• [WRITTEN REQUEST]:
Where the string "target" occurs in the material below, report the whole line.

Data excerpts
· · · · ·

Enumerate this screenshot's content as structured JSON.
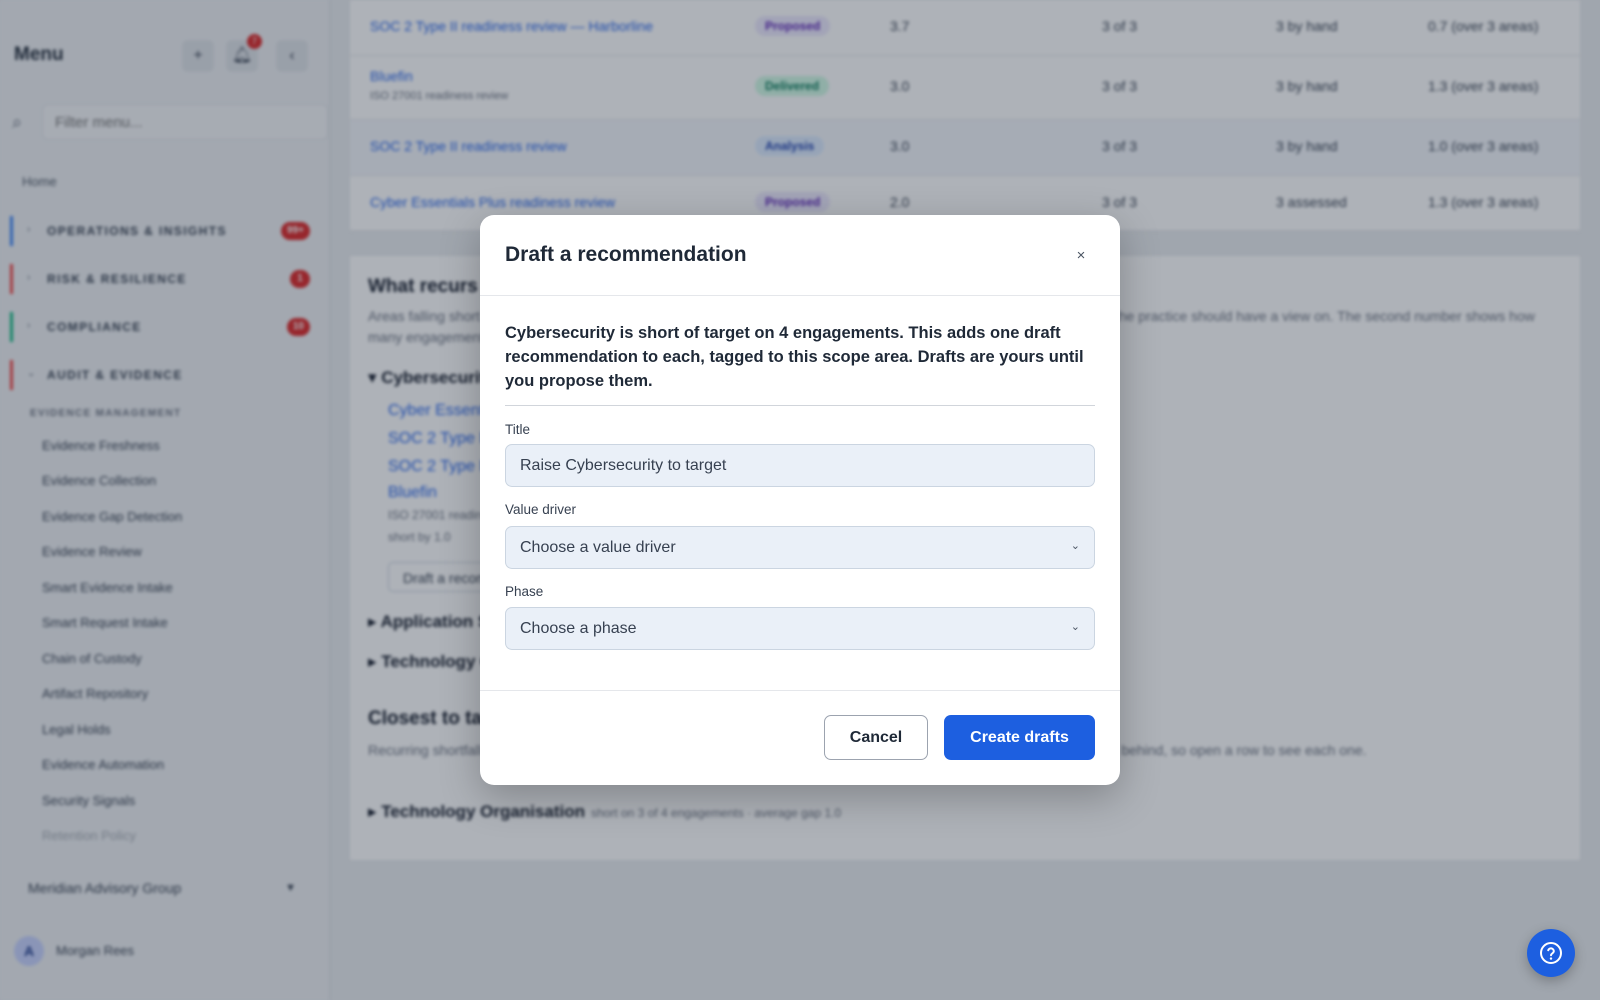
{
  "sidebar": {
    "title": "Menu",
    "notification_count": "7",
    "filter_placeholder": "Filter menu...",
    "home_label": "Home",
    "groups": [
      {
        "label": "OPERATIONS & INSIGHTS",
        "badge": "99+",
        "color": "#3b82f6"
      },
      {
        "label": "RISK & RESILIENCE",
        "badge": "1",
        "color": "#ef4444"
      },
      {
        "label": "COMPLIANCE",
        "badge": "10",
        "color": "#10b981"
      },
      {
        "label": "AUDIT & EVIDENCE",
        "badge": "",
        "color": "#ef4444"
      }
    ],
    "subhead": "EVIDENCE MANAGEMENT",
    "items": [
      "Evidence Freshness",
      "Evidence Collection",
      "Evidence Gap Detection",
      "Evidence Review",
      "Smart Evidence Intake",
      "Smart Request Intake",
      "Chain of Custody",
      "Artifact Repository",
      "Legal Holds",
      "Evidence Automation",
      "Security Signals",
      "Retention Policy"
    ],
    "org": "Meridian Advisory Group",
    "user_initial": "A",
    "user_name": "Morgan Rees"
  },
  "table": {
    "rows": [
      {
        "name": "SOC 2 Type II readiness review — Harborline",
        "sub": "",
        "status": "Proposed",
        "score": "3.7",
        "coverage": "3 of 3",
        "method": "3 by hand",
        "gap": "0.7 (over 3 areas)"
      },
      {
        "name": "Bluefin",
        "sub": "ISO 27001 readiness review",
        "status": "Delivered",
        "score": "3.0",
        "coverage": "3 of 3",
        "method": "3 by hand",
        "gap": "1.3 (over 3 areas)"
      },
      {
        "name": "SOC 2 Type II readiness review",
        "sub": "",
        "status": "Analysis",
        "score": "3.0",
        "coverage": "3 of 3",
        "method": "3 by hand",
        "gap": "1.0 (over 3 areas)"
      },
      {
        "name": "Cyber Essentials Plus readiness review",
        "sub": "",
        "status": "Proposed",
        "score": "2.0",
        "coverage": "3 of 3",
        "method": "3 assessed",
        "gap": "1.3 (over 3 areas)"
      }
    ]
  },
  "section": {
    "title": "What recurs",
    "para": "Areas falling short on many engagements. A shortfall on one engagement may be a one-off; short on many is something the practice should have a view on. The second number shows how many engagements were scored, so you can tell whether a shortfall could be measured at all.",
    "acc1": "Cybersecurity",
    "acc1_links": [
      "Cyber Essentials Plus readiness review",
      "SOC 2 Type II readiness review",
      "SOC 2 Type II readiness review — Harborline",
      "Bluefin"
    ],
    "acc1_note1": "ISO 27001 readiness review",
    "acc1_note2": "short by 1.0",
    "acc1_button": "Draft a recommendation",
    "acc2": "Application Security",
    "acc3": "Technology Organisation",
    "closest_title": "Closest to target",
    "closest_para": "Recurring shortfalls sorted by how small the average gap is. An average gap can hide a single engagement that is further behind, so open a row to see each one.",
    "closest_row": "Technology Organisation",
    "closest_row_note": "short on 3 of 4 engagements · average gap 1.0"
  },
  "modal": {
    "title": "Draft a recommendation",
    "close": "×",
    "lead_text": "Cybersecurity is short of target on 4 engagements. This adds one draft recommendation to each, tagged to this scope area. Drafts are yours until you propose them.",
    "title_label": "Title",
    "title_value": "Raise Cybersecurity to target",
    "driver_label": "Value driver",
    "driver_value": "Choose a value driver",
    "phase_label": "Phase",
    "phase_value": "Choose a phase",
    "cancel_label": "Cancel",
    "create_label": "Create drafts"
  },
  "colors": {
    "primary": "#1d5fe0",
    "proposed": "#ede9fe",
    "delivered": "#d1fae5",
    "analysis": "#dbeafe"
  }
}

· · · · ·

• [TASK OUTPUT]:
    "closest_title": "Closest to target",
    "lead_text": "Cybersecurity is short of target on 4 engagements. This adds one draft recommendation to each, tagged to this scope area. Drafts are yours until you propose them.",
    "title_value": "Raise Cybersecurity to target",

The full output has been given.